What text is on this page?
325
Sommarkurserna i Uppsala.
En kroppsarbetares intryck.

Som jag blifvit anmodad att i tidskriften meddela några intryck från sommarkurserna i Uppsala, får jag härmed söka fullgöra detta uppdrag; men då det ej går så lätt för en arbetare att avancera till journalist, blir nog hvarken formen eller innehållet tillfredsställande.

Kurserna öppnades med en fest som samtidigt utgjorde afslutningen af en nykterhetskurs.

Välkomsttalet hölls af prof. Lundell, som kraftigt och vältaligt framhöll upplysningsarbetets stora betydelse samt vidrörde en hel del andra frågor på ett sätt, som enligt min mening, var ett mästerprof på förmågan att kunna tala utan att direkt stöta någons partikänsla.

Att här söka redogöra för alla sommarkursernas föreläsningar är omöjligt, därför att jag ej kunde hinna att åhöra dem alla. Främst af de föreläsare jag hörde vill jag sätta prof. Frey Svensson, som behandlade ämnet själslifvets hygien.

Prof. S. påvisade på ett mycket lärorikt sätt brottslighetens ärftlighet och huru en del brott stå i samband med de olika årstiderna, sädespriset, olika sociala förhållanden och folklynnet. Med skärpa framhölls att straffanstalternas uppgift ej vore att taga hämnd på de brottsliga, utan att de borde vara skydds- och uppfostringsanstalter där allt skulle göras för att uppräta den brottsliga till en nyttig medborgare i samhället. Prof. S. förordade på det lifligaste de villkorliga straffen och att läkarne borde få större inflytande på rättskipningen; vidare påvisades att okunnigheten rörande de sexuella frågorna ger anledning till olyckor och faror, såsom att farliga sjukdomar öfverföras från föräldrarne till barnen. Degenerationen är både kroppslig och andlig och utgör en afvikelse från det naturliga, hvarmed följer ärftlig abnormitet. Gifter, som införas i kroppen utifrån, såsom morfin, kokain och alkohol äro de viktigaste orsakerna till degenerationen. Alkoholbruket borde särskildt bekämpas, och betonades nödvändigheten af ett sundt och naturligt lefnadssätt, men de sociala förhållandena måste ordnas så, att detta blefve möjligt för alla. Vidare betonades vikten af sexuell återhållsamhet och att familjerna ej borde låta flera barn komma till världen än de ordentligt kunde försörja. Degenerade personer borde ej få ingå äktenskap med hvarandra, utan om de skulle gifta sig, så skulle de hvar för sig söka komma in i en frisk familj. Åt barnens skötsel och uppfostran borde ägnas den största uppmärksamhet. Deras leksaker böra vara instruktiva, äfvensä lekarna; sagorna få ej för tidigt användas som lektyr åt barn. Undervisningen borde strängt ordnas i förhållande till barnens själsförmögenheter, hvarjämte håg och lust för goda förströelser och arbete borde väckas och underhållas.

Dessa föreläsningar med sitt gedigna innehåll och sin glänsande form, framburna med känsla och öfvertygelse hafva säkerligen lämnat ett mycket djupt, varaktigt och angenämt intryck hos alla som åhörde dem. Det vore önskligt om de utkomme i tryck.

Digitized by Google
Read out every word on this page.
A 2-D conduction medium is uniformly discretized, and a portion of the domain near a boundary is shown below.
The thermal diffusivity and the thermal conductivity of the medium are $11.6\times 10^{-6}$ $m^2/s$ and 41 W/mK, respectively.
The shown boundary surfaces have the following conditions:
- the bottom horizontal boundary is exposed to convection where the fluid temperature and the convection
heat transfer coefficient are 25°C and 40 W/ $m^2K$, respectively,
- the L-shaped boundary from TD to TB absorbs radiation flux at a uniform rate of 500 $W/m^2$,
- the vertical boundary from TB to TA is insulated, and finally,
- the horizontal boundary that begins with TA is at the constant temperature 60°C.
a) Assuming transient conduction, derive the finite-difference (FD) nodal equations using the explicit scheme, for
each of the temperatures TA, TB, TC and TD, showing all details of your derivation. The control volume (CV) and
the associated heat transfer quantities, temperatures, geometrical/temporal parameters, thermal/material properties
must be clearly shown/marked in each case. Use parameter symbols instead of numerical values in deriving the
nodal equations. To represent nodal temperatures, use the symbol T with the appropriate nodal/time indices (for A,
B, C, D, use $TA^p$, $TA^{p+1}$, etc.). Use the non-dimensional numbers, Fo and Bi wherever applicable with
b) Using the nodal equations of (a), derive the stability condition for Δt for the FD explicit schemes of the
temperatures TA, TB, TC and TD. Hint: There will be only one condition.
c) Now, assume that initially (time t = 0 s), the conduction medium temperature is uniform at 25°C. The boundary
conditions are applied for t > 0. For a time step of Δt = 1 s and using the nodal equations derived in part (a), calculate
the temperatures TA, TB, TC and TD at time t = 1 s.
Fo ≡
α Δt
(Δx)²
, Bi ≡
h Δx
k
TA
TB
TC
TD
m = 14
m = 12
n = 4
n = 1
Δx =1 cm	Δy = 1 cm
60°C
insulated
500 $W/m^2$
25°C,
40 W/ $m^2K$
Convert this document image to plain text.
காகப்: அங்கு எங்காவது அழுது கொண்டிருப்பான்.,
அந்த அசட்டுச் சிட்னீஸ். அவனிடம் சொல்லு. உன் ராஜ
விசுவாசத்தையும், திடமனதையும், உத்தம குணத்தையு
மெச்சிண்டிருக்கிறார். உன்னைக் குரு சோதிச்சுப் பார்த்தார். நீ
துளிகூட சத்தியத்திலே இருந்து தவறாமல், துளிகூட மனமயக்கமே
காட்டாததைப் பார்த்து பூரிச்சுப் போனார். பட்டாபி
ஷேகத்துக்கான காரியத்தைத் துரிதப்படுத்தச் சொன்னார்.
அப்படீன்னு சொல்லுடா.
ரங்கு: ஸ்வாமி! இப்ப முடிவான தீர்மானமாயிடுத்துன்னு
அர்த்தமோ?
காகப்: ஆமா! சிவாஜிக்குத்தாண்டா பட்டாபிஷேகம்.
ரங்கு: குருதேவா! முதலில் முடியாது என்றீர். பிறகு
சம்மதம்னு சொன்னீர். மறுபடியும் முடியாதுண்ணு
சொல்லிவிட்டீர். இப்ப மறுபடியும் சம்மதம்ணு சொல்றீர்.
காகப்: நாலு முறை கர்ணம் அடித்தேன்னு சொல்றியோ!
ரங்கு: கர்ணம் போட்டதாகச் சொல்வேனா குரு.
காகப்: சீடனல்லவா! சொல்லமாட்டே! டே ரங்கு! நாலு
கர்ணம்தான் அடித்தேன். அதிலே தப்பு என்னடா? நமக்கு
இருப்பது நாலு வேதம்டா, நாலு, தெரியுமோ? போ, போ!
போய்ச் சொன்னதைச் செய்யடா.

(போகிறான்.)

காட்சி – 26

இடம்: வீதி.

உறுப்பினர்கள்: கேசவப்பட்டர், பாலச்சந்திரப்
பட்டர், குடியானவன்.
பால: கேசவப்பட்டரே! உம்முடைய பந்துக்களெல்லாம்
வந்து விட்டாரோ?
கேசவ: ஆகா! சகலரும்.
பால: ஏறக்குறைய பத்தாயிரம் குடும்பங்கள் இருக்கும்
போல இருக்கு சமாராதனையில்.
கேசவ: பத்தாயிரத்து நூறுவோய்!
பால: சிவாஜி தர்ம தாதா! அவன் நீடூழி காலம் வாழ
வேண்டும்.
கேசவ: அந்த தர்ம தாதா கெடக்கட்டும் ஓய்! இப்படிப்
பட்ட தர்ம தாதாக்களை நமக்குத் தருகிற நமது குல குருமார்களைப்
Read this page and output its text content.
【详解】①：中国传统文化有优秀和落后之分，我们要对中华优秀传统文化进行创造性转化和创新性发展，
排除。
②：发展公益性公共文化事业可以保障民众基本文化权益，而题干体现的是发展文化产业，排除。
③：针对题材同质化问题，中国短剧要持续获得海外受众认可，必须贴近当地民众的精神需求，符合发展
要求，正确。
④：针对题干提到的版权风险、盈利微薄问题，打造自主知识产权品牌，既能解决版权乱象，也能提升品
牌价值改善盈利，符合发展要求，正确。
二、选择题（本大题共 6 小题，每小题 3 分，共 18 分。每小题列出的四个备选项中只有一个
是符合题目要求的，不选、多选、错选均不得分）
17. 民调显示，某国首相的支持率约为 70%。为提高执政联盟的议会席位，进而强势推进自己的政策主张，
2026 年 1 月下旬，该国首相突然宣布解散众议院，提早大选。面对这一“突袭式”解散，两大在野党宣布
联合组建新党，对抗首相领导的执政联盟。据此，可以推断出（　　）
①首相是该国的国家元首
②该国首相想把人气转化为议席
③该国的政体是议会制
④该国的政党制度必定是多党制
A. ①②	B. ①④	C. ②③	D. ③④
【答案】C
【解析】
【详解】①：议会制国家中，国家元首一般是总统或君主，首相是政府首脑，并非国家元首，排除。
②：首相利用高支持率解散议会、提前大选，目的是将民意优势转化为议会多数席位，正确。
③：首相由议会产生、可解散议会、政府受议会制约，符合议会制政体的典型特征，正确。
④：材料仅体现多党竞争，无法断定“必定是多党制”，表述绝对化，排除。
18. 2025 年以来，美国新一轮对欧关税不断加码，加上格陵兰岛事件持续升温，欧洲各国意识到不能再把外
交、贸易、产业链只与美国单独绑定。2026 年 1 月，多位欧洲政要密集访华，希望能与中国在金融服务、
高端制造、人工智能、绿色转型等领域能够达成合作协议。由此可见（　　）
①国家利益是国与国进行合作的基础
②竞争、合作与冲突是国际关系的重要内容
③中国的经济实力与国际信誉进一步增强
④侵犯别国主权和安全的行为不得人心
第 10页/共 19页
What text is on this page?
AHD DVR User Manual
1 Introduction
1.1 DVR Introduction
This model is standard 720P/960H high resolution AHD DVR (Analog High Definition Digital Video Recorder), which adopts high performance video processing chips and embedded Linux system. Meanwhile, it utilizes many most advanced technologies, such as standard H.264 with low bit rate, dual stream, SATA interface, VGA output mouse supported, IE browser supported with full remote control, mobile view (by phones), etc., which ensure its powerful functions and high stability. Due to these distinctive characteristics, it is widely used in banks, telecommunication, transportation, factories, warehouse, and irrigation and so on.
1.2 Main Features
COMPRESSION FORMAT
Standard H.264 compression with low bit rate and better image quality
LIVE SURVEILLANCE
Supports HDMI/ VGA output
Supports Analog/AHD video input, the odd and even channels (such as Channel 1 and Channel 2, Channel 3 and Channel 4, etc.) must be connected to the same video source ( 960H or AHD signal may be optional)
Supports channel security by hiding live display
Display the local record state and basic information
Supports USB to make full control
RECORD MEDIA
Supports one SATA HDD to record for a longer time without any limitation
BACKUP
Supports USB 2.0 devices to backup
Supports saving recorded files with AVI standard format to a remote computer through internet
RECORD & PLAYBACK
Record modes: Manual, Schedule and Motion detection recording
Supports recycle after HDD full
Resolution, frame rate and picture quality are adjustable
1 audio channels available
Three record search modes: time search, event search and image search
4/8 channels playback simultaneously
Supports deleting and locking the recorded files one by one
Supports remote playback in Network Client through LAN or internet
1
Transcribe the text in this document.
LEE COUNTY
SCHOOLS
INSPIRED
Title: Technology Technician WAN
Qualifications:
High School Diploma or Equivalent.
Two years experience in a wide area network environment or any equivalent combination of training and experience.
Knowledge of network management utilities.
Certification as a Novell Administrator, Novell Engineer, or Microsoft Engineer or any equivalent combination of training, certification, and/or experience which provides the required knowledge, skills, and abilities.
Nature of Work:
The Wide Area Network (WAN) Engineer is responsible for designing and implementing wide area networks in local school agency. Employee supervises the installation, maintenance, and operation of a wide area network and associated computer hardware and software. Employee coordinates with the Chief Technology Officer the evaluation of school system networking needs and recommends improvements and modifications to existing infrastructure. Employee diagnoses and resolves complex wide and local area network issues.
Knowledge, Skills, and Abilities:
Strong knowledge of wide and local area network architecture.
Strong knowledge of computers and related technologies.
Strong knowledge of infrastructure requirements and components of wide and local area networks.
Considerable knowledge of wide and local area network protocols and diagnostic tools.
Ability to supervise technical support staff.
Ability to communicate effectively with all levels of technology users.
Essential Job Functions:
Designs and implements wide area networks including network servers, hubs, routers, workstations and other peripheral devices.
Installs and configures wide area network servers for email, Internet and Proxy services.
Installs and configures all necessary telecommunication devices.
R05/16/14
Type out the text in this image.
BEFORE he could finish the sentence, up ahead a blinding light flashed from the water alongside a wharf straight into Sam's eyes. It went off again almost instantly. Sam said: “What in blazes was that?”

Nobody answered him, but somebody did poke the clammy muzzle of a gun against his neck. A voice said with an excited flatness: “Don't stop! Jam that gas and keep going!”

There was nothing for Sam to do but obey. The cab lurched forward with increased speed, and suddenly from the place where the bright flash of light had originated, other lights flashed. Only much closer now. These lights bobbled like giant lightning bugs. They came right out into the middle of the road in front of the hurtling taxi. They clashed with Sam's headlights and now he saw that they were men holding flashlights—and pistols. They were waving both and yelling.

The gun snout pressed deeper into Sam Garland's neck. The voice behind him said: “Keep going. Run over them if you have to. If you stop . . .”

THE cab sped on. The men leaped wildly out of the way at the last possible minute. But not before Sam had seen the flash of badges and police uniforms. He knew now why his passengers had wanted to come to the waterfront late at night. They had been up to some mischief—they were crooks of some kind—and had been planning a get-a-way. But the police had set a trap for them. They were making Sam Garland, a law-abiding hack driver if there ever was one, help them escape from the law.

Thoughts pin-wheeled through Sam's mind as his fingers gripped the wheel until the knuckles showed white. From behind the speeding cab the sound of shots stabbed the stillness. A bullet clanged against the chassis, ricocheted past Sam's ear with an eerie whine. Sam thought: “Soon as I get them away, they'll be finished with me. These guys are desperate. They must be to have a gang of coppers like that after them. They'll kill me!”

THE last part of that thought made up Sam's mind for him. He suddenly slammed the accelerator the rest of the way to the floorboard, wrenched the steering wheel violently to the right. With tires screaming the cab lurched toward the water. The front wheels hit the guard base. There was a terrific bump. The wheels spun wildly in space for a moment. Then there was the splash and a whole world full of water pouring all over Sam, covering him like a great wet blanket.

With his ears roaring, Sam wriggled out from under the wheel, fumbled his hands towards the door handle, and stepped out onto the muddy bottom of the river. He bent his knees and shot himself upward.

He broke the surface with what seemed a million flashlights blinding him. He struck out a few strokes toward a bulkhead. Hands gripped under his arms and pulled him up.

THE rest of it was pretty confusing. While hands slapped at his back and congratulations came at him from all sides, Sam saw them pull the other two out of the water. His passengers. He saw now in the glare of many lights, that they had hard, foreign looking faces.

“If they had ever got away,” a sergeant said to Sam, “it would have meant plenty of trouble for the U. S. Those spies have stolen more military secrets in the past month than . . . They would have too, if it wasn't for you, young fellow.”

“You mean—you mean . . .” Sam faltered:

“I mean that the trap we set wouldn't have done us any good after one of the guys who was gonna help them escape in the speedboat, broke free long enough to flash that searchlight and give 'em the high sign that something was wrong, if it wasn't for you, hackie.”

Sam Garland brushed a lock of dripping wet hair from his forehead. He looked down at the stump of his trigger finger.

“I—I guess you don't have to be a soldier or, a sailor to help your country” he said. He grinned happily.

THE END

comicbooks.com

+-------+

* Work to do
Show, from the material above, each line that includes the string "conduction".

* The response
A 2-D conduction medium is uniformly discretized, and a portion of the domain near a boundary is shown below.
a) Assuming transient conduction, derive the finite-difference (FD) nodal equations using the explicit scheme, for
c) Now, assume that initially (time t = 0 s), the conduction medium temperature is uniform at 25°C. The boundary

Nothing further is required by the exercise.